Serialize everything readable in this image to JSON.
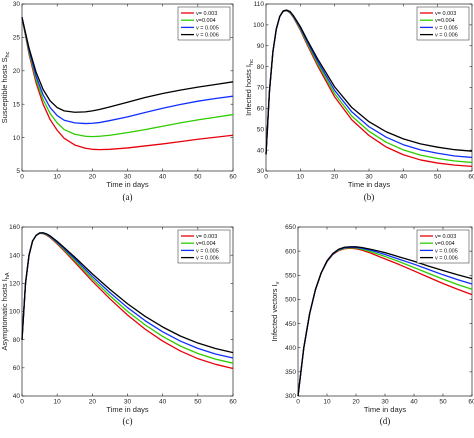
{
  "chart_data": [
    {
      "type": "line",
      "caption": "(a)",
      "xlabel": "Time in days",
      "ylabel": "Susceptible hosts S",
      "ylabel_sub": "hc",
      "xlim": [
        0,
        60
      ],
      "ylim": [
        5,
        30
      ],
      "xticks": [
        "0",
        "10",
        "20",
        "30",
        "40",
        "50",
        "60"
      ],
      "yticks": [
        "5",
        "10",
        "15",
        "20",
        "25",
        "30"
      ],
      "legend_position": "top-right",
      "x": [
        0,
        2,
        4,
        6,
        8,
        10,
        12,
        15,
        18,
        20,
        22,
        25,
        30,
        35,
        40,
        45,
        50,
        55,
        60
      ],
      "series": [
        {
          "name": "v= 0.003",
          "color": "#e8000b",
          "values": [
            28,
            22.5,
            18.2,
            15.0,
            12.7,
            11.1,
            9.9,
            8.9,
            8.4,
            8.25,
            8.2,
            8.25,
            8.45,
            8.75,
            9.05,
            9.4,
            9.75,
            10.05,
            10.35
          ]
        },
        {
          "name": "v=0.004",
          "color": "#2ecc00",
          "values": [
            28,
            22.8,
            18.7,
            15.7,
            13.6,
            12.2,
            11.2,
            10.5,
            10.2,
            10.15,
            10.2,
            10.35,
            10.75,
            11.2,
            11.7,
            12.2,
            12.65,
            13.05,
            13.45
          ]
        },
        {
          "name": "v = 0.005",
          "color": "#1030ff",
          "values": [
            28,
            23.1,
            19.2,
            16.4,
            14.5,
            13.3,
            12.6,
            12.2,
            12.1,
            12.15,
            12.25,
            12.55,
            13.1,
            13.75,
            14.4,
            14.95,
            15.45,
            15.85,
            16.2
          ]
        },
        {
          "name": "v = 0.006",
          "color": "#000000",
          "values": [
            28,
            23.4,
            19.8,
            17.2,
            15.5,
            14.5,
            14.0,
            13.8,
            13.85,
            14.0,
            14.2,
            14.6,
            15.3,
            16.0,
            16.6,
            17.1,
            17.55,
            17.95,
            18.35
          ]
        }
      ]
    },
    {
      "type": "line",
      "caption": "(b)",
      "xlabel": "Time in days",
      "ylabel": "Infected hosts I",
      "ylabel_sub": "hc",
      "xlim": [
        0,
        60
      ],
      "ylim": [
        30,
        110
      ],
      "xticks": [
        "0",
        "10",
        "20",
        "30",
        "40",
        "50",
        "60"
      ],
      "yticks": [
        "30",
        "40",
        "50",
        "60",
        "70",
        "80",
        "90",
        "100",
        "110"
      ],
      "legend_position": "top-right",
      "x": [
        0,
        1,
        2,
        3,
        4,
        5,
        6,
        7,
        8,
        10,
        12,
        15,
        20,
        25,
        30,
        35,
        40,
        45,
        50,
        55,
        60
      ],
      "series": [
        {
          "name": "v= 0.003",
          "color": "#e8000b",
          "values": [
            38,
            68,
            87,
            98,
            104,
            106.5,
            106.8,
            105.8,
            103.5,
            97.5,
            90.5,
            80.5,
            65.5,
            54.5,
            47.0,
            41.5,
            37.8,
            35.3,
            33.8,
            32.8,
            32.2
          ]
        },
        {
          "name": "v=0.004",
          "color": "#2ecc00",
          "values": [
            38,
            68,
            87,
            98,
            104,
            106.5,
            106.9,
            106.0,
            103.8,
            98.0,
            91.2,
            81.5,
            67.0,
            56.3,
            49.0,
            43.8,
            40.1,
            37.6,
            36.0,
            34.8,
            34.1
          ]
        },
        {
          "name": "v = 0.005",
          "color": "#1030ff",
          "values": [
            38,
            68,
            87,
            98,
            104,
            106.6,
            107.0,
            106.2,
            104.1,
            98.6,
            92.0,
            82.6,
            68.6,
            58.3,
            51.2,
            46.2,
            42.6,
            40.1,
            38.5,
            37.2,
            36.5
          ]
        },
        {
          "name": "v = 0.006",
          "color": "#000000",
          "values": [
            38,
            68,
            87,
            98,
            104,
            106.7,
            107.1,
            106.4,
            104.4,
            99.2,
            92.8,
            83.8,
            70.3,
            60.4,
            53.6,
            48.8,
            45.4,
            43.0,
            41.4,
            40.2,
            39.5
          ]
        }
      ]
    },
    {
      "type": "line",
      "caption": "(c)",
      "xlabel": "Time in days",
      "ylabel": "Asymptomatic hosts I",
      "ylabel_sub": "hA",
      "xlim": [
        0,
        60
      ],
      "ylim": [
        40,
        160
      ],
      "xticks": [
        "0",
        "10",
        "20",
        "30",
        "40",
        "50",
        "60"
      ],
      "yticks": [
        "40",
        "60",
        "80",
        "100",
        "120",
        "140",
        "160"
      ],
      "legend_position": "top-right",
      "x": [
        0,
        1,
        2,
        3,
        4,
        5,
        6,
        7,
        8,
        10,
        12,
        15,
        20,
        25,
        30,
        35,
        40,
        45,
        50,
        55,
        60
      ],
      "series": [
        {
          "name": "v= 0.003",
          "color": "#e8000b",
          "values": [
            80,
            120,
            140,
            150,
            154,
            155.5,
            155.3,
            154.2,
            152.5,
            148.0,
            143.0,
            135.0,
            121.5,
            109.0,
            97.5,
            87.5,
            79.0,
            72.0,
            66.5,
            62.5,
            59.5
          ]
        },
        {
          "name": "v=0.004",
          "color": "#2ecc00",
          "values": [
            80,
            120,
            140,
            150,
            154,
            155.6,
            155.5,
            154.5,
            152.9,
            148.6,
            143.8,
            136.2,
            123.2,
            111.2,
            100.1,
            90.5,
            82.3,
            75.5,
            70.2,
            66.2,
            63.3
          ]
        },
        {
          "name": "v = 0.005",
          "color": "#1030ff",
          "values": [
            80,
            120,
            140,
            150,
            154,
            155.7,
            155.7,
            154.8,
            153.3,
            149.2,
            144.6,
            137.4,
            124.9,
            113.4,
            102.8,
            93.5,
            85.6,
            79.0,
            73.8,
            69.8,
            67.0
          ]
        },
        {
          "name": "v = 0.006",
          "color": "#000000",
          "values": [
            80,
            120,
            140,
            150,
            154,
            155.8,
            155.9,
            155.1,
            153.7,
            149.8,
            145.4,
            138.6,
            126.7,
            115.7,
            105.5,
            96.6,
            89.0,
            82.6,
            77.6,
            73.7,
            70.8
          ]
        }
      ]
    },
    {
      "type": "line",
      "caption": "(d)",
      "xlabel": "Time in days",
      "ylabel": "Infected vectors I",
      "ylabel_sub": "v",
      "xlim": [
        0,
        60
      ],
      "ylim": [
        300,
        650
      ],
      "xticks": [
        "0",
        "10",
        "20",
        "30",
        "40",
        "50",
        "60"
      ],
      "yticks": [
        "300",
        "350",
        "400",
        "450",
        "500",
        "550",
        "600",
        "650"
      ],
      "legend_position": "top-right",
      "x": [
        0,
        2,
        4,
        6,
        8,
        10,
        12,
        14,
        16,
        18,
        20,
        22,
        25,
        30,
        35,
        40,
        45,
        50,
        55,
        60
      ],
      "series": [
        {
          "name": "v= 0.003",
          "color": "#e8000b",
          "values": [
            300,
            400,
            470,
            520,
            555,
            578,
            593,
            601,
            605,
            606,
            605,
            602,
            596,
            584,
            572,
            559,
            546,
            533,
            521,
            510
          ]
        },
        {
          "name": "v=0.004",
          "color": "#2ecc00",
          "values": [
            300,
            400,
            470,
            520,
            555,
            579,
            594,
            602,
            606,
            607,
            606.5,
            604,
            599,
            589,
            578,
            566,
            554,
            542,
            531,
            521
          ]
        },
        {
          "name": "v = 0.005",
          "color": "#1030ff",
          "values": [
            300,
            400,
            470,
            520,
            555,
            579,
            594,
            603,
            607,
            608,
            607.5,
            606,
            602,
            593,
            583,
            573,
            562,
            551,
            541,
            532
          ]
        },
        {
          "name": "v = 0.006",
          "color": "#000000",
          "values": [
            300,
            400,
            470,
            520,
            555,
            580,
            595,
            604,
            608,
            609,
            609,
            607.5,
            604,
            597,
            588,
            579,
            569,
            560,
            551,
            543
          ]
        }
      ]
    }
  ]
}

==

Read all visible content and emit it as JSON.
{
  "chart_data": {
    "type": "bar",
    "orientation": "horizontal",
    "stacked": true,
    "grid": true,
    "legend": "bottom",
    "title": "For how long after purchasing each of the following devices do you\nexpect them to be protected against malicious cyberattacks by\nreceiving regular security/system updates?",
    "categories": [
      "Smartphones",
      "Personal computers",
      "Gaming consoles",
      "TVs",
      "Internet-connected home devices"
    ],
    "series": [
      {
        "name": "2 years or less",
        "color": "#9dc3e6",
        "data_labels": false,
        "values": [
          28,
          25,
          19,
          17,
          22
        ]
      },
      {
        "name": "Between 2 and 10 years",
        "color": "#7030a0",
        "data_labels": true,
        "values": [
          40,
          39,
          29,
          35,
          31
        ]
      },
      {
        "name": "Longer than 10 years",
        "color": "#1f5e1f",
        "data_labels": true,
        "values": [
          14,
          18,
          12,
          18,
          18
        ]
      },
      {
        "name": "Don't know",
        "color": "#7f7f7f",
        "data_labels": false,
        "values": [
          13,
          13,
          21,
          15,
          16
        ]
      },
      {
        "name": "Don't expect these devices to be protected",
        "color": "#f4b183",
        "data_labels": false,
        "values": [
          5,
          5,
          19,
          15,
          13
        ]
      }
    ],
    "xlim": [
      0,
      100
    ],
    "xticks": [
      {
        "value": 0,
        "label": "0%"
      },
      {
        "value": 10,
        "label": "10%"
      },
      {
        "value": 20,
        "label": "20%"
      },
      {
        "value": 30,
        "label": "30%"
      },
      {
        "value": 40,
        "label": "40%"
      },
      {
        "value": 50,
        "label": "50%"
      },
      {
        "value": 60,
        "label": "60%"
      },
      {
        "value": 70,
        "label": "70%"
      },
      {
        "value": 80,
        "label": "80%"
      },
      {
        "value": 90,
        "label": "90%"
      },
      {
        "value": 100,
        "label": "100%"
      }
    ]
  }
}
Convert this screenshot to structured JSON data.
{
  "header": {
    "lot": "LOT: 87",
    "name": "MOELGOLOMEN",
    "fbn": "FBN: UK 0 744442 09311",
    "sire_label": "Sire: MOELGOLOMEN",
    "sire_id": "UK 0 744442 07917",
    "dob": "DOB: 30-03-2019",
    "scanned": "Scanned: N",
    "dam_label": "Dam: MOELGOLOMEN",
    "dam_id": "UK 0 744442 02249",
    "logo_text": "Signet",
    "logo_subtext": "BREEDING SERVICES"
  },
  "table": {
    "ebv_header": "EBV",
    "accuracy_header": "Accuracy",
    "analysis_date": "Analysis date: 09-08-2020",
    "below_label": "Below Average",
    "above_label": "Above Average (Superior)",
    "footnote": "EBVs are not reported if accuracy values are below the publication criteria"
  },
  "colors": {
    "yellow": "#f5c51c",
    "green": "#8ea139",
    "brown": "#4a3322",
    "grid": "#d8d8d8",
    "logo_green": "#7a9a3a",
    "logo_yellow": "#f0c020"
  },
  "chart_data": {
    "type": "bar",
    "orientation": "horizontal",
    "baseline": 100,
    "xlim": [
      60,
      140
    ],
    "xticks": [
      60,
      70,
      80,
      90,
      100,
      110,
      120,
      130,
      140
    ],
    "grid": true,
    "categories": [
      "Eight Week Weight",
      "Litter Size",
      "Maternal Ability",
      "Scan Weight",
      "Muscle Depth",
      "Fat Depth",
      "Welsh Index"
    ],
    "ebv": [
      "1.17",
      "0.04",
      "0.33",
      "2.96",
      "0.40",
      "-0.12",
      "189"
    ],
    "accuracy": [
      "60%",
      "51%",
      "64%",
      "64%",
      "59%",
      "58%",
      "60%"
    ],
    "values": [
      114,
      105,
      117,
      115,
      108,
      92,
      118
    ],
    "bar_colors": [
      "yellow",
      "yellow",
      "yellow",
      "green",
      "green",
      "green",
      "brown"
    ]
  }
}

---

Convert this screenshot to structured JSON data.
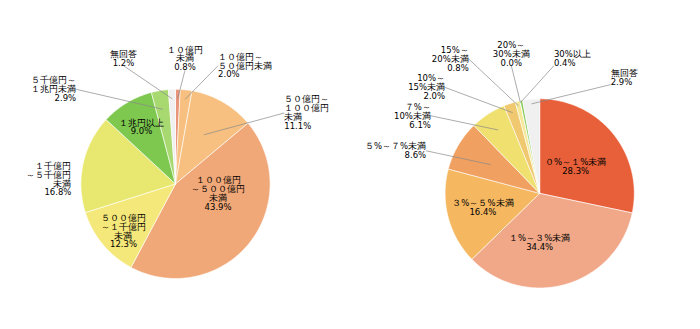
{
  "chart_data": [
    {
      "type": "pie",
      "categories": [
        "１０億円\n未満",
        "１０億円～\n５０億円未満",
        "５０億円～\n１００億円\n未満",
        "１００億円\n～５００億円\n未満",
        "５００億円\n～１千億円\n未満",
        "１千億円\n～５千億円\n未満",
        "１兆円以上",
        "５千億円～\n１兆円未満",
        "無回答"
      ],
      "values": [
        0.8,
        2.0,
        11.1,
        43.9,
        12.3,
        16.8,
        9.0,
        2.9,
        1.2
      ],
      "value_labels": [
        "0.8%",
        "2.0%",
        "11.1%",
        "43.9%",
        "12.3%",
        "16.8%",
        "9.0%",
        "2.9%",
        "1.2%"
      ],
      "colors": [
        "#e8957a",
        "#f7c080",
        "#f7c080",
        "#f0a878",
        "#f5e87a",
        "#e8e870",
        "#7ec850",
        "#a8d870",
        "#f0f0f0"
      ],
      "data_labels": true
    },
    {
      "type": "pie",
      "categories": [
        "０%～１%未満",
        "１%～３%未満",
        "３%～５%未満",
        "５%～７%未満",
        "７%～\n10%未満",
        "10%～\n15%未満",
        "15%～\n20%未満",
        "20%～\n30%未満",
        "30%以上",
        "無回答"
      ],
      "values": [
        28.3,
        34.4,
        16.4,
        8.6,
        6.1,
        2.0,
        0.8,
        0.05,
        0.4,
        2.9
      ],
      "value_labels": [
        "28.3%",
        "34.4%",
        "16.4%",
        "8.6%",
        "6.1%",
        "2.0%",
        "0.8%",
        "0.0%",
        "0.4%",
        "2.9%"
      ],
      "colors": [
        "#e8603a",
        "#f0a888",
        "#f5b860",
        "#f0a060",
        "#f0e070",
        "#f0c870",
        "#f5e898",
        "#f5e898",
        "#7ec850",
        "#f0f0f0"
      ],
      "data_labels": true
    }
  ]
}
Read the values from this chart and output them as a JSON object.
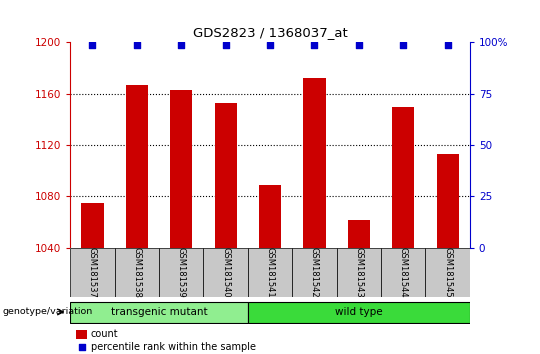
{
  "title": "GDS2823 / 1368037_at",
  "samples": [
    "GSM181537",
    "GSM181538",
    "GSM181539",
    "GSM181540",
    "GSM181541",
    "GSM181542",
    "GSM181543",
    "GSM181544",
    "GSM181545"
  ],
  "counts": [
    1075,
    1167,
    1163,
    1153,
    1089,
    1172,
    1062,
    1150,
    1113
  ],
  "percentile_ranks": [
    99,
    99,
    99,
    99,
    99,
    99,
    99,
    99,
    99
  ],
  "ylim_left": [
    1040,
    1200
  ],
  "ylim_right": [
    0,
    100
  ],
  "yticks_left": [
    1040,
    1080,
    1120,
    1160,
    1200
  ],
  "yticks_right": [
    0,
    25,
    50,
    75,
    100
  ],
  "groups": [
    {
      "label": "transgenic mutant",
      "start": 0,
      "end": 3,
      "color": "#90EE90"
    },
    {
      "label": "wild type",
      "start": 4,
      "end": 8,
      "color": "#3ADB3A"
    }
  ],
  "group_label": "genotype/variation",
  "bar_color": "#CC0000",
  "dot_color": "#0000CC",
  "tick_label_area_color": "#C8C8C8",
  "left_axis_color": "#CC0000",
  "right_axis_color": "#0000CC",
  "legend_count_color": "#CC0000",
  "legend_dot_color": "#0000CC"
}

#### WRITTEN REQUEST:
Search the data for the word "years" and copy each line where it appears.

#### RESPONSE TO THE EXERCISE:
        "name": "2 years or less",
        "name": "Between 2 and 10 years",
        "name": "Longer than 10 years",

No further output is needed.